* [Problem requirements]: The exercise asks for every line of the data to be reproduced exactly.

* [Records shown]:
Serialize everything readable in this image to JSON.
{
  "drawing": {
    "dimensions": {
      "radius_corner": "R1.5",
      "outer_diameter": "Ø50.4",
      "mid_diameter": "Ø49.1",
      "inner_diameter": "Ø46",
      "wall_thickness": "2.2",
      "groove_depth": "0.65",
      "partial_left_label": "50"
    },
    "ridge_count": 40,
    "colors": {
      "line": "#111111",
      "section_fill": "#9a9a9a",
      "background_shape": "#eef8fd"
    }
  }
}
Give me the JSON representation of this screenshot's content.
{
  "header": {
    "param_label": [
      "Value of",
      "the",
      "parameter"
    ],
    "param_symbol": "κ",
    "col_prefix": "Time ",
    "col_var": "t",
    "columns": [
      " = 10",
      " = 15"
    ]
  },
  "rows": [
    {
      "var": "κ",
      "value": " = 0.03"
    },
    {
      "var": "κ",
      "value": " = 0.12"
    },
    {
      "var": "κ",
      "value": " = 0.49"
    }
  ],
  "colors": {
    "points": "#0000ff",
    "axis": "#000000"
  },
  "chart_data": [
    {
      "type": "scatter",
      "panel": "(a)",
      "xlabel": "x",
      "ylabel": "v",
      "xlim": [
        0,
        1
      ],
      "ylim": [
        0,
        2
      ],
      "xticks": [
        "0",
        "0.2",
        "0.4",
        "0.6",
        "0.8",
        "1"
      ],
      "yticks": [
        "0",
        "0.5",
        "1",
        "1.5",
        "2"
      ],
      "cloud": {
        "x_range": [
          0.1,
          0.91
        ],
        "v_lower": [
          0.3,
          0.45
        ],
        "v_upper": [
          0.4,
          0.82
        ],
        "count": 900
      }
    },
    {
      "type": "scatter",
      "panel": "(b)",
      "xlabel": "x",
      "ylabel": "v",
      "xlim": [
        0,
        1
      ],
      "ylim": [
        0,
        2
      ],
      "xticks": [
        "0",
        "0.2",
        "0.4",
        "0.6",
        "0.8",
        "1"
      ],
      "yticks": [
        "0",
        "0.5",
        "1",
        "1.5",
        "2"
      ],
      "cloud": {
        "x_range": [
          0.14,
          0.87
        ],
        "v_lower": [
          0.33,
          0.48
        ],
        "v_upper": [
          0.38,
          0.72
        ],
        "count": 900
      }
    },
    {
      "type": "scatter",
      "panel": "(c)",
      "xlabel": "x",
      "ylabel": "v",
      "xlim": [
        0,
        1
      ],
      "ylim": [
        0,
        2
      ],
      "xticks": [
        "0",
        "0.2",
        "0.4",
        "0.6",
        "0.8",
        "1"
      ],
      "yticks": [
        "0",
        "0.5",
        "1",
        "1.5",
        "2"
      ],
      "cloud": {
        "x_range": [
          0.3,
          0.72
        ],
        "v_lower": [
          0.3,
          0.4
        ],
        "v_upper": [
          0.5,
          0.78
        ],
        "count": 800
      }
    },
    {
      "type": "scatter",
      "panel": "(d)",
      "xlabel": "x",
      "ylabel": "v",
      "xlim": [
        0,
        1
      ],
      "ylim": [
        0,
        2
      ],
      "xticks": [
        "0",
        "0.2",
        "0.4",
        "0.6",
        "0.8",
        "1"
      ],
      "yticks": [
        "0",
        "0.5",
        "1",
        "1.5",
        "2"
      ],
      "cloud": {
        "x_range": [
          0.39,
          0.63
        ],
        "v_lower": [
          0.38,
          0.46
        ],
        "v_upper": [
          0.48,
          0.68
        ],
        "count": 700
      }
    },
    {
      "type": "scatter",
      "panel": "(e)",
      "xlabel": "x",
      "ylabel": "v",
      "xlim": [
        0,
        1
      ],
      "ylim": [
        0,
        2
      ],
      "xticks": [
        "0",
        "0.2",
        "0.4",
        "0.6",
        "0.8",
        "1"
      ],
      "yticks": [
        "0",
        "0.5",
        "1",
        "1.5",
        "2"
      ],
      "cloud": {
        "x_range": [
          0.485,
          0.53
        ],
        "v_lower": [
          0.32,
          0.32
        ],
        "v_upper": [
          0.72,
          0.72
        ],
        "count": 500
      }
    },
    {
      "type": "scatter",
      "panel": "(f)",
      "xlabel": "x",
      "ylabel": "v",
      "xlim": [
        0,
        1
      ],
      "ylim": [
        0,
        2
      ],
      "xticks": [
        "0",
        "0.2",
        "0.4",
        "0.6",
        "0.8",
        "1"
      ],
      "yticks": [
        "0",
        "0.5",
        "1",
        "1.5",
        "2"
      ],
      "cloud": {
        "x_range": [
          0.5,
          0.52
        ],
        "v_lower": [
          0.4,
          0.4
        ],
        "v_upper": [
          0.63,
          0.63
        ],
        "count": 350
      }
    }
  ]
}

* [Correct result]:
Serialize everything readable in this image to JSON.
{
  "drawing": {
    "dimensions": {
      "radius_corner": "R1.5",
      "outer_diameter": "Ø50.4",
      "mid_diameter": "Ø49.1",
      "inner_diameter": "Ø46",
      "wall_thickness": "2.2",
      "groove_depth": "0.65",
      "partial_left_label": "50"
    },
    "ridge_count": 40,
    "colors": {
      "line": "#111111",
      "section_fill": "#9a9a9a",
      "background_shape": "#eef8fd"
    }
  }
}
Give me the JSON representation of this screenshot's content.
{
  "header": {
    "param_label": [
      "Value of",
      "the",
      "parameter"
    ],
    "param_symbol": "κ",
    "col_prefix": "Time ",
    "col_var": "t",
    "columns": [
      " = 10",
      " = 15"
    ]
  },
  "rows": [
    {
      "var": "κ",
      "value": " = 0.03"
    },
    {
      "var": "κ",
      "value": " = 0.12"
    },
    {
      "var": "κ",
      "value": " = 0.49"
    }
  ],
  "colors": {
    "points": "#0000ff",
    "axis": "#000000"
  },
  "chart_data": [
    {
      "type": "scatter",
      "panel": "(a)",
      "xlabel": "x",
      "ylabel": "v",
      "xlim": [
        0,
        1
      ],
      "ylim": [
        0,
        2
      ],
      "xticks": [
        "0",
        "0.2",
        "0.4",
        "0.6",
        "0.8",
        "1"
      ],
      "yticks": [
        "0",
        "0.5",
        "1",
        "1.5",
        "2"
      ],
      "cloud": {
        "x_range": [
          0.1,
          0.91
        ],
        "v_lower": [
          0.3,
          0.45
        ],
        "v_upper": [
          0.4,
          0.82
        ],
        "count": 900
      }
    },
    {
      "type": "scatter",
      "panel": "(b)",
      "xlabel": "x",
      "ylabel": "v",
      "xlim": [
        0,
        1
      ],
      "ylim": [
        0,
        2
      ],
      "xticks": [
        "0",
        "0.2",
        "0.4",
        "0.6",
        "0.8",
        "1"
      ],
      "yticks": [
        "0",
        "0.5",
        "1",
        "1.5",
        "2"
      ],
      "cloud": {
        "x_range": [
          0.14,
          0.87
        ],
        "v_lower": [
          0.33,
          0.48
        ],
        "v_upper": [
          0.38,
          0.72
        ],
        "count": 900
      }
    },
    {
      "type": "scatter",
      "panel": "(c)",
      "xlabel": "x",
      "ylabel": "v",
      "xlim": [
        0,
        1
      ],
      "ylim": [
        0,
        2
      ],
      "xticks": [
        "0",
        "0.2",
        "0.4",
        "0.6",
        "0.8",
        "1"
      ],
      "yticks": [
        "0",
        "0.5",
        "1",
        "1.5",
        "2"
      ],
      "cloud": {
        "x_range": [
          0.3,
          0.72
        ],
        "v_lower": [
          0.3,
          0.4
        ],
        "v_upper": [
          0.5,
          0.78
        ],
        "count": 800
      }
    },
    {
      "type": "scatter",
      "panel": "(d)",
      "xlabel": "x",
      "ylabel": "v",
      "xlim": [
        0,
        1
      ],
      "ylim": [
        0,
        2
      ],
      "xticks": [
        "0",
        "0.2",
        "0.4",
        "0.6",
        "0.8",
        "1"
      ],
      "yticks": [
        "0",
        "0.5",
        "1",
        "1.5",
        "2"
      ],
      "cloud": {
        "x_range": [
          0.39,
          0.63
        ],
        "v_lower": [
          0.38,
          0.46
        ],
        "v_upper": [
          0.48,
          0.68
        ],
        "count": 700
      }
    },
    {
      "type": "scatter",
      "panel": "(e)",
      "xlabel": "x",
      "ylabel": "v",
      "xlim": [
        0,
        1
      ],
      "ylim": [
        0,
        2
      ],
      "xticks": [
        "0",
        "0.2",
        "0.4",
        "0.6",
        "0.8",
        "1"
      ],
      "yticks": [
        "0",
        "0.5",
        "1",
        "1.5",
        "2"
      ],
      "cloud": {
        "x_range": [
          0.485,
          0.53
        ],
        "v_lower": [
          0.32,
          0.32
        ],
        "v_upper": [
          0.72,
          0.72
        ],
        "count": 500
      }
    },
    {
      "type": "scatter",
      "panel": "(f)",
      "xlabel": "x",
      "ylabel": "v",
      "xlim": [
        0,
        1
      ],
      "ylim": [
        0,
        2
      ],
      "xticks": [
        "0",
        "0.2",
        "0.4",
        "0.6",
        "0.8",
        "1"
      ],
      "yticks": [
        "0",
        "0.5",
        "1",
        "1.5",
        "2"
      ],
      "cloud": {
        "x_range": [
          0.5,
          0.52
        ],
        "v_lower": [
          0.4,
          0.4
        ],
        "v_upper": [
          0.63,
          0.63
        ],
        "count": 350
      }
    }
  ]
}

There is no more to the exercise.